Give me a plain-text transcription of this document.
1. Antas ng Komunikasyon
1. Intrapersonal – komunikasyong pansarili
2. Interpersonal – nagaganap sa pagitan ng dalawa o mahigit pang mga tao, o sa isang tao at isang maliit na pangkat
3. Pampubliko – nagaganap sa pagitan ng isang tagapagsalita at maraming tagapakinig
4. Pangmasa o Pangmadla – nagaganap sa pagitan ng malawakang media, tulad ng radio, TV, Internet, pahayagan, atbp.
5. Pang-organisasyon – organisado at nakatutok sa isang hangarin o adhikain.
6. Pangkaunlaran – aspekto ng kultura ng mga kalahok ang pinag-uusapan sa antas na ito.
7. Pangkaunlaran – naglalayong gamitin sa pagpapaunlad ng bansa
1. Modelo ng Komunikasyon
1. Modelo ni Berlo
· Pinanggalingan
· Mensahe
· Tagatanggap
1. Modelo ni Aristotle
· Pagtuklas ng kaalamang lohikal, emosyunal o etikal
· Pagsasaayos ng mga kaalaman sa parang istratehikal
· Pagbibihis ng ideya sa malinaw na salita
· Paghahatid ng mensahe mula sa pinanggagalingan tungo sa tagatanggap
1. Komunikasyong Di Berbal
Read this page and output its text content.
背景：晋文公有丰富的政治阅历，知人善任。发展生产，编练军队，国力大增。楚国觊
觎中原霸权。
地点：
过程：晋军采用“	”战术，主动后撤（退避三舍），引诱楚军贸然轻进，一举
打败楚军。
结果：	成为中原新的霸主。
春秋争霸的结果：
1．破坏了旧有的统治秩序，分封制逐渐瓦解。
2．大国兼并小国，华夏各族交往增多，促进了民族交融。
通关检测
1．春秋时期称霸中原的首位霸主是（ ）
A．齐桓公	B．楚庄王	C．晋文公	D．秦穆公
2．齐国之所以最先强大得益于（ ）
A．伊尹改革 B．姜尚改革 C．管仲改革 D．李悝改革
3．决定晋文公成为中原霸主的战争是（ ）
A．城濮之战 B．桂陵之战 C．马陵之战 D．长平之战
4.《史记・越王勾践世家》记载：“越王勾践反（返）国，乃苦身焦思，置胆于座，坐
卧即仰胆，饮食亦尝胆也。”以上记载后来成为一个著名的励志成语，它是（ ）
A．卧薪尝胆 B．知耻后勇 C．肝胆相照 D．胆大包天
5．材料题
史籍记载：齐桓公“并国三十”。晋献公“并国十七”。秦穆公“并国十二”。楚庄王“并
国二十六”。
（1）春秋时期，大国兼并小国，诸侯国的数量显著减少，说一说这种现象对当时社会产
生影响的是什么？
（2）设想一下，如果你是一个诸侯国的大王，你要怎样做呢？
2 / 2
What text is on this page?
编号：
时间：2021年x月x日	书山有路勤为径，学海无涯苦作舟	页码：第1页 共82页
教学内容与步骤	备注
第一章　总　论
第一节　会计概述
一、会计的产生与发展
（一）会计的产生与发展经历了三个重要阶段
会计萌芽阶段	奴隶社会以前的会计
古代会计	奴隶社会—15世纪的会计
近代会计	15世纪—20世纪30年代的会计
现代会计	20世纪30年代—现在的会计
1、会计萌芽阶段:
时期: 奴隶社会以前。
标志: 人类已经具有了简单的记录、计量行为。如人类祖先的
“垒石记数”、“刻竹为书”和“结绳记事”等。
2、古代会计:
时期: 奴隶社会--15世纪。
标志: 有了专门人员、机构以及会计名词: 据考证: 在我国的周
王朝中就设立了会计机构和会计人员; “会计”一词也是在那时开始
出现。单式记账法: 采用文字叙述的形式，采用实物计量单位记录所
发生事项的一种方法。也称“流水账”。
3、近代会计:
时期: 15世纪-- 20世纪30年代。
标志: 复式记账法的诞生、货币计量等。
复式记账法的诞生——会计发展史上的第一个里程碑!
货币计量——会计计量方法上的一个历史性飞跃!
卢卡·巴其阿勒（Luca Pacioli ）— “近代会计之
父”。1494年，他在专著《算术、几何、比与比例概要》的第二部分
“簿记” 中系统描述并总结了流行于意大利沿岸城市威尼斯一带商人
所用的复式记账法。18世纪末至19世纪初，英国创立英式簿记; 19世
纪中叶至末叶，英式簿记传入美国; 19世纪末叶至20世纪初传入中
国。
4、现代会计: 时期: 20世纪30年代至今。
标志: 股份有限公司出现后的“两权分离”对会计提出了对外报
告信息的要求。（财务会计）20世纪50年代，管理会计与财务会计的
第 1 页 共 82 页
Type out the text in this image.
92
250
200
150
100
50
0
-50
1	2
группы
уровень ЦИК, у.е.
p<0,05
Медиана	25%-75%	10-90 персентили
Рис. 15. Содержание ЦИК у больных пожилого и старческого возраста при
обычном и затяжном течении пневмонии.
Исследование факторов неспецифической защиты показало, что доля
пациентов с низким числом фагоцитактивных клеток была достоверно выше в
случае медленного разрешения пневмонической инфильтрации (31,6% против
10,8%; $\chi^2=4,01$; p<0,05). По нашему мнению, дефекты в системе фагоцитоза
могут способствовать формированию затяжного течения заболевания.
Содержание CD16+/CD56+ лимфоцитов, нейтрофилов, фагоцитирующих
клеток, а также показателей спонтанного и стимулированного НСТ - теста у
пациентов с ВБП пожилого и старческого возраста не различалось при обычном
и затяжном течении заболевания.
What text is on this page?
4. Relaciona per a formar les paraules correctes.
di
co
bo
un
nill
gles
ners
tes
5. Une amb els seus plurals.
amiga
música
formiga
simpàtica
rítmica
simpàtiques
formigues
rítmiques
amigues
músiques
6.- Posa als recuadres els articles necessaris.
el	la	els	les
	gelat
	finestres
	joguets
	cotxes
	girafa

★ ★ ★

Write out all of the records once more, exactly.

Give me a plain-text transcription of this document.
1. Antas ng Komunikasyon
1. Intrapersonal – komunikasyong pansarili
2. Interpersonal – nagaganap sa pagitan ng dalawa o mahigit pang mga tao, o sa isang tao at isang maliit na pangkat
3. Pampubliko – nagaganap sa pagitan ng isang tagapagsalita at maraming tagapakinig
4. Pangmasa o Pangmadla – nagaganap sa pagitan ng malawakang media, tulad ng radio, TV, Internet, pahayagan, atbp.
5. Pang-organisasyon – organisado at nakatutok sa isang hangarin o adhikain.
6. Pangkaunlaran – aspekto ng kultura ng mga kalahok ang pinag-uusapan sa antas na ito.
7. Pangkaunlaran – naglalayong gamitin sa pagpapaunlad ng bansa
1. Modelo ng Komunikasyon
1. Modelo ni Berlo
· Pinanggalingan
· Mensahe
· Tagatanggap
1. Modelo ni Aristotle
· Pagtuklas ng kaalamang lohikal, emosyunal o etikal
· Pagsasaayos ng mga kaalaman sa parang istratehikal
· Pagbibihis ng ideya sa malinaw na salita
· Paghahatid ng mensahe mula sa pinanggagalingan tungo sa tagatanggap
1. Komunikasyong Di Berbal
Read this page and output its text content.
背景：晋文公有丰富的政治阅历，知人善任。发展生产，编练军队，国力大增。楚国觊
觎中原霸权。
地点：
过程：晋军采用“	”战术，主动后撤（退避三舍），引诱楚军贸然轻进，一举
打败楚军。
结果：	成为中原新的霸主。
春秋争霸的结果：
1．破坏了旧有的统治秩序，分封制逐渐瓦解。
2．大国兼并小国，华夏各族交往增多，促进了民族交融。
通关检测
1．春秋时期称霸中原的首位霸主是（ ）
A．齐桓公	B．楚庄王	C．晋文公	D．秦穆公
2．齐国之所以最先强大得益于（ ）
A．伊尹改革 B．姜尚改革 C．管仲改革 D．李悝改革
3．决定晋文公成为中原霸主的战争是（ ）
A．城濮之战 B．桂陵之战 C．马陵之战 D．长平之战
4.《史记・越王勾践世家》记载：“越王勾践反（返）国，乃苦身焦思，置胆于座，坐
卧即仰胆，饮食亦尝胆也。”以上记载后来成为一个著名的励志成语，它是（ ）
A．卧薪尝胆 B．知耻后勇 C．肝胆相照 D．胆大包天
5．材料题
史籍记载：齐桓公“并国三十”。晋献公“并国十七”。秦穆公“并国十二”。楚庄王“并
国二十六”。
（1）春秋时期，大国兼并小国，诸侯国的数量显著减少，说一说这种现象对当时社会产
生影响的是什么？
（2）设想一下，如果你是一个诸侯国的大王，你要怎样做呢？
2 / 2
What text is on this page?
编号：
时间：2021年x月x日	书山有路勤为径，学海无涯苦作舟	页码：第1页 共82页
教学内容与步骤	备注
第一章　总　论
第一节　会计概述
一、会计的产生与发展
（一）会计的产生与发展经历了三个重要阶段
会计萌芽阶段	奴隶社会以前的会计
古代会计	奴隶社会—15世纪的会计
近代会计	15世纪—20世纪30年代的会计
现代会计	20世纪30年代—现在的会计
1、会计萌芽阶段:
时期: 奴隶社会以前。
标志: 人类已经具有了简单的记录、计量行为。如人类祖先的
“垒石记数”、“刻竹为书”和“结绳记事”等。
2、古代会计:
时期: 奴隶社会--15世纪。
标志: 有了专门人员、机构以及会计名词: 据考证: 在我国的周
王朝中就设立了会计机构和会计人员; “会计”一词也是在那时开始
出现。单式记账法: 采用文字叙述的形式，采用实物计量单位记录所
发生事项的一种方法。也称“流水账”。
3、近代会计:
时期: 15世纪-- 20世纪30年代。
标志: 复式记账法的诞生、货币计量等。
复式记账法的诞生——会计发展史上的第一个里程碑!
货币计量——会计计量方法上的一个历史性飞跃!
卢卡·巴其阿勒（Luca Pacioli ）— “近代会计之
父”。1494年，他在专著《算术、几何、比与比例概要》的第二部分
“簿记” 中系统描述并总结了流行于意大利沿岸城市威尼斯一带商人
所用的复式记账法。18世纪末至19世纪初，英国创立英式簿记; 19世
纪中叶至末叶，英式簿记传入美国; 19世纪末叶至20世纪初传入中
国。
4、现代会计: 时期: 20世纪30年代至今。
标志: 股份有限公司出现后的“两权分离”对会计提出了对外报
告信息的要求。（财务会计）20世纪50年代，管理会计与财务会计的
第 1 页 共 82 页
Type out the text in this image.
92
250
200
150
100
50
0
-50
1	2
группы
уровень ЦИК, у.е.
p<0,05
Медиана	25%-75%	10-90 персентили
Рис. 15. Содержание ЦИК у больных пожилого и старческого возраста при
обычном и затяжном течении пневмонии.
Исследование факторов неспецифической защиты показало, что доля
пациентов с низким числом фагоцитактивных клеток была достоверно выше в
случае медленного разрешения пневмонической инфильтрации (31,6% против
10,8%; $\chi^2=4,01$; p<0,05). По нашему мнению, дефекты в системе фагоцитоза
могут способствовать формированию затяжного течения заболевания.
Содержание CD16+/CD56+ лимфоцитов, нейтрофилов, фагоцитирующих
клеток, а также показателей спонтанного и стимулированного НСТ - теста у
пациентов с ВБП пожилого и старческого возраста не различалось при обычном
и затяжном течении заболевания.
What text is on this page?
4. Relaciona per a formar les paraules correctes.
di
co
bo
un
nill
gles
ners
tes
5. Une amb els seus plurals.
amiga
música
formiga
simpàtica
rítmica
simpàtiques
formigues
rítmiques
amigues
músiques
6.- Posa als recuadres els articles necessaris.
el	la	els	les
	gelat
	finestres
	joguets
	cotxes
	girafa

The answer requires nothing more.